■ **Do this**: An exact reproduction of the records is required, with all images left out.

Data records
+++

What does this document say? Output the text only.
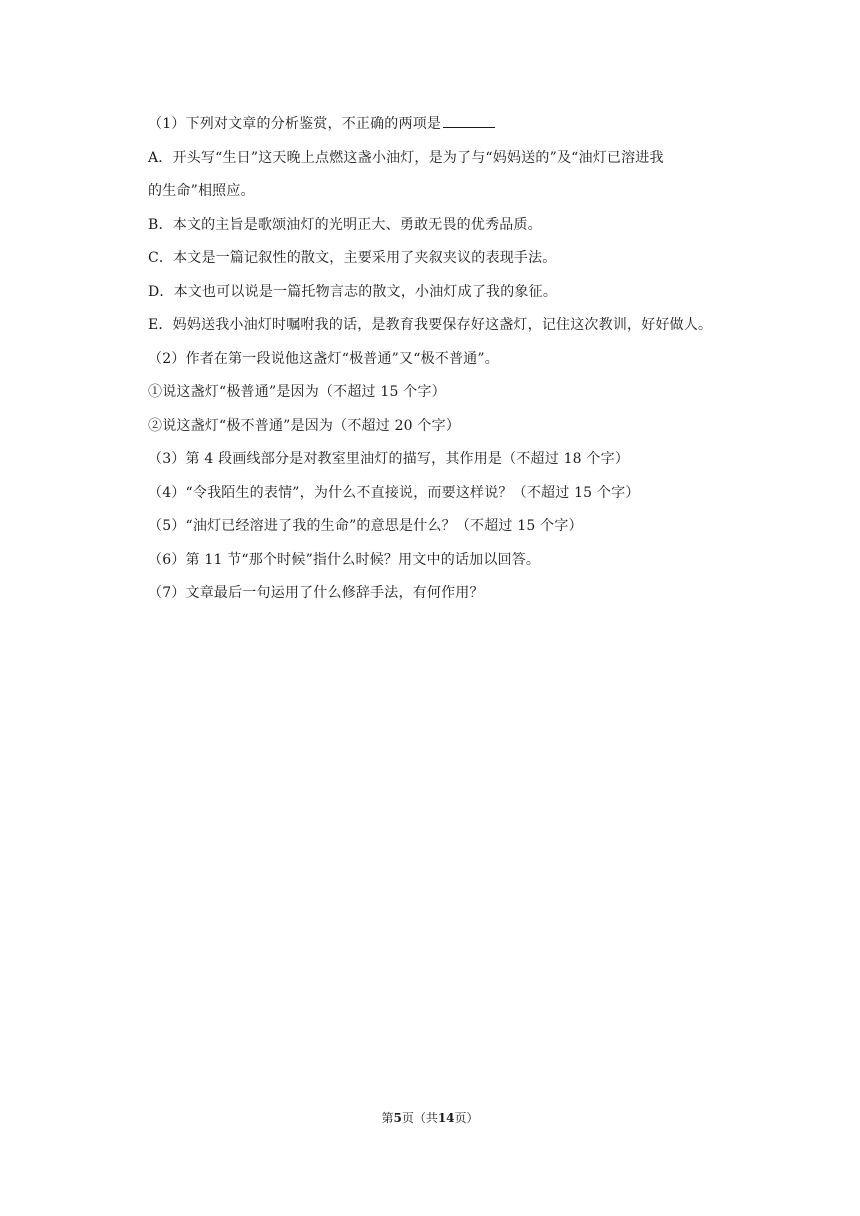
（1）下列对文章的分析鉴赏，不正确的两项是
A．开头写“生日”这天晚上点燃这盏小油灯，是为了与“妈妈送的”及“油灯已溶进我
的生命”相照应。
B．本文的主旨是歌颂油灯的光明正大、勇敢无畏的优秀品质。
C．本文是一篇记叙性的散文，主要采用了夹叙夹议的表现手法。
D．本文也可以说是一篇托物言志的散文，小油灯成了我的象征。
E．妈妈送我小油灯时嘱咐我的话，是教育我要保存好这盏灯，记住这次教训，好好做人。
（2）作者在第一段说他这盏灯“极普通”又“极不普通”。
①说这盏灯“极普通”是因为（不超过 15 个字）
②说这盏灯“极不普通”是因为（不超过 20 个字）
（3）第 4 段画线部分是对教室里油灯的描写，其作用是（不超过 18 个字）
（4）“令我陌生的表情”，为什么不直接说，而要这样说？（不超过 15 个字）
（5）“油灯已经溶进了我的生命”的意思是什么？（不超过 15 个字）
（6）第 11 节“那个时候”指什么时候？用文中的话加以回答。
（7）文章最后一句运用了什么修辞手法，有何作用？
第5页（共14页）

+++

■ **Full output**:
What does this document say? Output the text only.
（1）下列对文章的分析鉴赏，不正确的两项是
A．开头写“生日”这天晚上点燃这盏小油灯，是为了与“妈妈送的”及“油灯已溶进我
的生命”相照应。
B．本文的主旨是歌颂油灯的光明正大、勇敢无畏的优秀品质。
C．本文是一篇记叙性的散文，主要采用了夹叙夹议的表现手法。
D．本文也可以说是一篇托物言志的散文，小油灯成了我的象征。
E．妈妈送我小油灯时嘱咐我的话，是教育我要保存好这盏灯，记住这次教训，好好做人。
（2）作者在第一段说他这盏灯“极普通”又“极不普通”。
①说这盏灯“极普通”是因为（不超过 15 个字）
②说这盏灯“极不普通”是因为（不超过 20 个字）
（3）第 4 段画线部分是对教室里油灯的描写，其作用是（不超过 18 个字）
（4）“令我陌生的表情”，为什么不直接说，而要这样说？（不超过 15 个字）
（5）“油灯已经溶进了我的生命”的意思是什么？（不超过 15 个字）
（6）第 11 节“那个时候”指什么时候？用文中的话加以回答。
（7）文章最后一句运用了什么修辞手法，有何作用？
第5页（共14页）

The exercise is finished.